**Instruction:** Reproduce all of the data that follows, character for character.

(Stored entries)
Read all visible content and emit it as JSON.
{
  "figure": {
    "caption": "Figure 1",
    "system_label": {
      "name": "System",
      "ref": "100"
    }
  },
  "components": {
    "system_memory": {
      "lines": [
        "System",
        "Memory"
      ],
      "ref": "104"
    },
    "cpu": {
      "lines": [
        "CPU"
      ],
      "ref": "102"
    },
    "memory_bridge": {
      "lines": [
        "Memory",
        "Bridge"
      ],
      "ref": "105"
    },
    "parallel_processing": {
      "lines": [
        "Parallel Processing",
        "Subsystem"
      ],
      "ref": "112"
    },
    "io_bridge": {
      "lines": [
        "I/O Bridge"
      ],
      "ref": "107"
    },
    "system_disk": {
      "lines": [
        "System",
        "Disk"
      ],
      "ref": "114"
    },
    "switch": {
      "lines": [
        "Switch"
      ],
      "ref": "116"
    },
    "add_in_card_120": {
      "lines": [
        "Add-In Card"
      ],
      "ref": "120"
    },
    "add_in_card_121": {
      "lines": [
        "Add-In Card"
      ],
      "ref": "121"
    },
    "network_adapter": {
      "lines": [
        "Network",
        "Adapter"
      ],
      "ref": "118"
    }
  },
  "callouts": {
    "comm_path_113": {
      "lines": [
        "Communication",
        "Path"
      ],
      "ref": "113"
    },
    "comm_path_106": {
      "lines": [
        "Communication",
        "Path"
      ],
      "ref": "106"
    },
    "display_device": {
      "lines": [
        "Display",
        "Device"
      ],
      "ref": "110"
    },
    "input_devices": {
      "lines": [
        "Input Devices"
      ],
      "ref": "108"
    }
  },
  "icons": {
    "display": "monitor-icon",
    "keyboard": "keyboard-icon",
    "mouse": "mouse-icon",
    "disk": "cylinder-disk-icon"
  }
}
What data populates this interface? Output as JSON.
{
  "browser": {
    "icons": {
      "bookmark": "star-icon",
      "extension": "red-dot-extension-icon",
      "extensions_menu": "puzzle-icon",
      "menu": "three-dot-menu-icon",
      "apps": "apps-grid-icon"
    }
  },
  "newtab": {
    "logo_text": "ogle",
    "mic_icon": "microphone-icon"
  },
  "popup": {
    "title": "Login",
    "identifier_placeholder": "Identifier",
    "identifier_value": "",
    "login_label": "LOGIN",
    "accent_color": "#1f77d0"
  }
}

**Response:**
Read all visible content and emit it as JSON.
{
  "figure": {
    "caption": "Figure 1",
    "system_label": {
      "name": "System",
      "ref": "100"
    }
  },
  "components": {
    "system_memory": {
      "lines": [
        "System",
        "Memory"
      ],
      "ref": "104"
    },
    "cpu": {
      "lines": [
        "CPU"
      ],
      "ref": "102"
    },
    "memory_bridge": {
      "lines": [
        "Memory",
        "Bridge"
      ],
      "ref": "105"
    },
    "parallel_processing": {
      "lines": [
        "Parallel Processing",
        "Subsystem"
      ],
      "ref": "112"
    },
    "io_bridge": {
      "lines": [
        "I/O Bridge"
      ],
      "ref": "107"
    },
    "system_disk": {
      "lines": [
        "System",
        "Disk"
      ],
      "ref": "114"
    },
    "switch": {
      "lines": [
        "Switch"
      ],
      "ref": "116"
    },
    "add_in_card_120": {
      "lines": [
        "Add-In Card"
      ],
      "ref": "120"
    },
    "add_in_card_121": {
      "lines": [
        "Add-In Card"
      ],
      "ref": "121"
    },
    "network_adapter": {
      "lines": [
        "Network",
        "Adapter"
      ],
      "ref": "118"
    }
  },
  "callouts": {
    "comm_path_113": {
      "lines": [
        "Communication",
        "Path"
      ],
      "ref": "113"
    },
    "comm_path_106": {
      "lines": [
        "Communication",
        "Path"
      ],
      "ref": "106"
    },
    "display_device": {
      "lines": [
        "Display",
        "Device"
      ],
      "ref": "110"
    },
    "input_devices": {
      "lines": [
        "Input Devices"
      ],
      "ref": "108"
    }
  },
  "icons": {
    "display": "monitor-icon",
    "keyboard": "keyboard-icon",
    "mouse": "mouse-icon",
    "disk": "cylinder-disk-icon"
  }
}
What data populates this interface? Output as JSON.
{
  "browser": {
    "icons": {
      "bookmark": "star-icon",
      "extension": "red-dot-extension-icon",
      "extensions_menu": "puzzle-icon",
      "menu": "three-dot-menu-icon",
      "apps": "apps-grid-icon"
    }
  },
  "newtab": {
    "logo_text": "ogle",
    "mic_icon": "microphone-icon"
  },
  "popup": {
    "title": "Login",
    "identifier_placeholder": "Identifier",
    "identifier_value": "",
    "login_label": "LOGIN",
    "accent_color": "#1f77d0"
  }
}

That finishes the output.